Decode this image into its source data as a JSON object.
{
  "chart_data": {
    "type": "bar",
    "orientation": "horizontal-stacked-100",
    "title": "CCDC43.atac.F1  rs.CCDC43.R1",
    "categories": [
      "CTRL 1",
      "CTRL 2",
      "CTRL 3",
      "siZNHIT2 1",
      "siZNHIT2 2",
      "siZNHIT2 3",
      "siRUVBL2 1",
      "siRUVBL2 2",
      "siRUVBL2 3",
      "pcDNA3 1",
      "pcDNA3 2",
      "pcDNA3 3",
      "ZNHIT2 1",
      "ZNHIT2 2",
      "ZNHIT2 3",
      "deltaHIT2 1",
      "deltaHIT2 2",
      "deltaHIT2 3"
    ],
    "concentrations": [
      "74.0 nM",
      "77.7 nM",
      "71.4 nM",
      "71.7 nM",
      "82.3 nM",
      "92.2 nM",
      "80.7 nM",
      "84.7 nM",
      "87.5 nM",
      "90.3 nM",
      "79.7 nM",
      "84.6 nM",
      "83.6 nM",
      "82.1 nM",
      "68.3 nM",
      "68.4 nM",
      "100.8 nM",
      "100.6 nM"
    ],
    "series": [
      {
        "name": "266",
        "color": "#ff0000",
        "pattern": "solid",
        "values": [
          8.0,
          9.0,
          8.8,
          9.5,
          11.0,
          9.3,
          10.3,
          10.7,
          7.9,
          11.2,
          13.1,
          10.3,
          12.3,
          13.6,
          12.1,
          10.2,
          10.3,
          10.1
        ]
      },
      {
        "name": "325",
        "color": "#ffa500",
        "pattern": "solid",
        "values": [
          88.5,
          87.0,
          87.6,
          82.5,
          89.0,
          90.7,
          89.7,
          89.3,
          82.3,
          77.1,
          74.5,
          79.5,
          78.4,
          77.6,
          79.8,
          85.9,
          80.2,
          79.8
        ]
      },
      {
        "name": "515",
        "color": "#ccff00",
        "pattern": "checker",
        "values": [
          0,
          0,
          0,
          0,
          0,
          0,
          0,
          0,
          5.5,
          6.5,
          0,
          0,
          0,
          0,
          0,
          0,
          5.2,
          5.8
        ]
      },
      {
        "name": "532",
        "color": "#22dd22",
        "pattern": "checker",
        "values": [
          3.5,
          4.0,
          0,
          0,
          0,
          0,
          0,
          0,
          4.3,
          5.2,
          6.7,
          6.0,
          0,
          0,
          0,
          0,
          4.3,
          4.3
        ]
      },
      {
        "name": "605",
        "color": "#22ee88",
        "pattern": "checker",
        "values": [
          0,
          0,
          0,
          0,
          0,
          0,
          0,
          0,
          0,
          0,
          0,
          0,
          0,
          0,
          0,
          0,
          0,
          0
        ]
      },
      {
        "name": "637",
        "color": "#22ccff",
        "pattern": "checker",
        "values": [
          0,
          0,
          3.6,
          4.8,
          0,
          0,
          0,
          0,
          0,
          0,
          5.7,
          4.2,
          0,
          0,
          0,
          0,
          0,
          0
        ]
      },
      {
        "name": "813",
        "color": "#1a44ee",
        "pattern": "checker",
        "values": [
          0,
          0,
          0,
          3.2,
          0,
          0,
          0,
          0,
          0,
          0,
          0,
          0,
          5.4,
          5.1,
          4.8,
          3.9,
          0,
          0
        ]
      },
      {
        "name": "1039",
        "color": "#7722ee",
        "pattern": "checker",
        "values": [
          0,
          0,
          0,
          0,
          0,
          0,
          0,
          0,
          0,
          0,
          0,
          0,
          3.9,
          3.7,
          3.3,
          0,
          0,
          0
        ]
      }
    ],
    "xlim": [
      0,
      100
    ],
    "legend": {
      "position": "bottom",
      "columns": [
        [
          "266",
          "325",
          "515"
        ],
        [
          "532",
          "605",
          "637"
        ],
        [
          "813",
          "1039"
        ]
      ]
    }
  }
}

Task goal — Exactly reproduce every line of the data above.

Problem solution —
Decode this image into its source data as a JSON object.
{
  "chart_data": {
    "type": "bar",
    "orientation": "horizontal-stacked-100",
    "title": "CCDC43.atac.F1  rs.CCDC43.R1",
    "categories": [
      "CTRL 1",
      "CTRL 2",
      "CTRL 3",
      "siZNHIT2 1",
      "siZNHIT2 2",
      "siZNHIT2 3",
      "siRUVBL2 1",
      "siRUVBL2 2",
      "siRUVBL2 3",
      "pcDNA3 1",
      "pcDNA3 2",
      "pcDNA3 3",
      "ZNHIT2 1",
      "ZNHIT2 2",
      "ZNHIT2 3",
      "deltaHIT2 1",
      "deltaHIT2 2",
      "deltaHIT2 3"
    ],
    "concentrations": [
      "74.0 nM",
      "77.7 nM",
      "71.4 nM",
      "71.7 nM",
      "82.3 nM",
      "92.2 nM",
      "80.7 nM",
      "84.7 nM",
      "87.5 nM",
      "90.3 nM",
      "79.7 nM",
      "84.6 nM",
      "83.6 nM",
      "82.1 nM",
      "68.3 nM",
      "68.4 nM",
      "100.8 nM",
      "100.6 nM"
    ],
    "series": [
      {
        "name": "266",
        "color": "#ff0000",
        "pattern": "solid",
        "values": [
          8.0,
          9.0,
          8.8,
          9.5,
          11.0,
          9.3,
          10.3,
          10.7,
          7.9,
          11.2,
          13.1,
          10.3,
          12.3,
          13.6,
          12.1,
          10.2,
          10.3,
          10.1
        ]
      },
      {
        "name": "325",
        "color": "#ffa500",
        "pattern": "solid",
        "values": [
          88.5,
          87.0,
          87.6,
          82.5,
          89.0,
          90.7,
          89.7,
          89.3,
          82.3,
          77.1,
          74.5,
          79.5,
          78.4,
          77.6,
          79.8,
          85.9,
          80.2,
          79.8
        ]
      },
      {
        "name": "515",
        "color": "#ccff00",
        "pattern": "checker",
        "values": [
          0,
          0,
          0,
          0,
          0,
          0,
          0,
          0,
          5.5,
          6.5,
          0,
          0,
          0,
          0,
          0,
          0,
          5.2,
          5.8
        ]
      },
      {
        "name": "532",
        "color": "#22dd22",
        "pattern": "checker",
        "values": [
          3.5,
          4.0,
          0,
          0,
          0,
          0,
          0,
          0,
          4.3,
          5.2,
          6.7,
          6.0,
          0,
          0,
          0,
          0,
          4.3,
          4.3
        ]
      },
      {
        "name": "605",
        "color": "#22ee88",
        "pattern": "checker",
        "values": [
          0,
          0,
          0,
          0,
          0,
          0,
          0,
          0,
          0,
          0,
          0,
          0,
          0,
          0,
          0,
          0,
          0,
          0
        ]
      },
      {
        "name": "637",
        "color": "#22ccff",
        "pattern": "checker",
        "values": [
          0,
          0,
          3.6,
          4.8,
          0,
          0,
          0,
          0,
          0,
          0,
          5.7,
          4.2,
          0,
          0,
          0,
          0,
          0,
          0
        ]
      },
      {
        "name": "813",
        "color": "#1a44ee",
        "pattern": "checker",
        "values": [
          0,
          0,
          0,
          3.2,
          0,
          0,
          0,
          0,
          0,
          0,
          0,
          0,
          5.4,
          5.1,
          4.8,
          3.9,
          0,
          0
        ]
      },
      {
        "name": "1039",
        "color": "#7722ee",
        "pattern": "checker",
        "values": [
          0,
          0,
          0,
          0,
          0,
          0,
          0,
          0,
          0,
          0,
          0,
          0,
          3.9,
          3.7,
          3.3,
          0,
          0,
          0
        ]
      }
    ],
    "xlim": [
      0,
      100
    ],
    "legend": {
      "position": "bottom",
      "columns": [
        [
          "266",
          "325",
          "515"
        ],
        [
          "532",
          "605",
          "637"
        ],
        [
          "813",
          "1039"
        ]
      ]
    }
  }
}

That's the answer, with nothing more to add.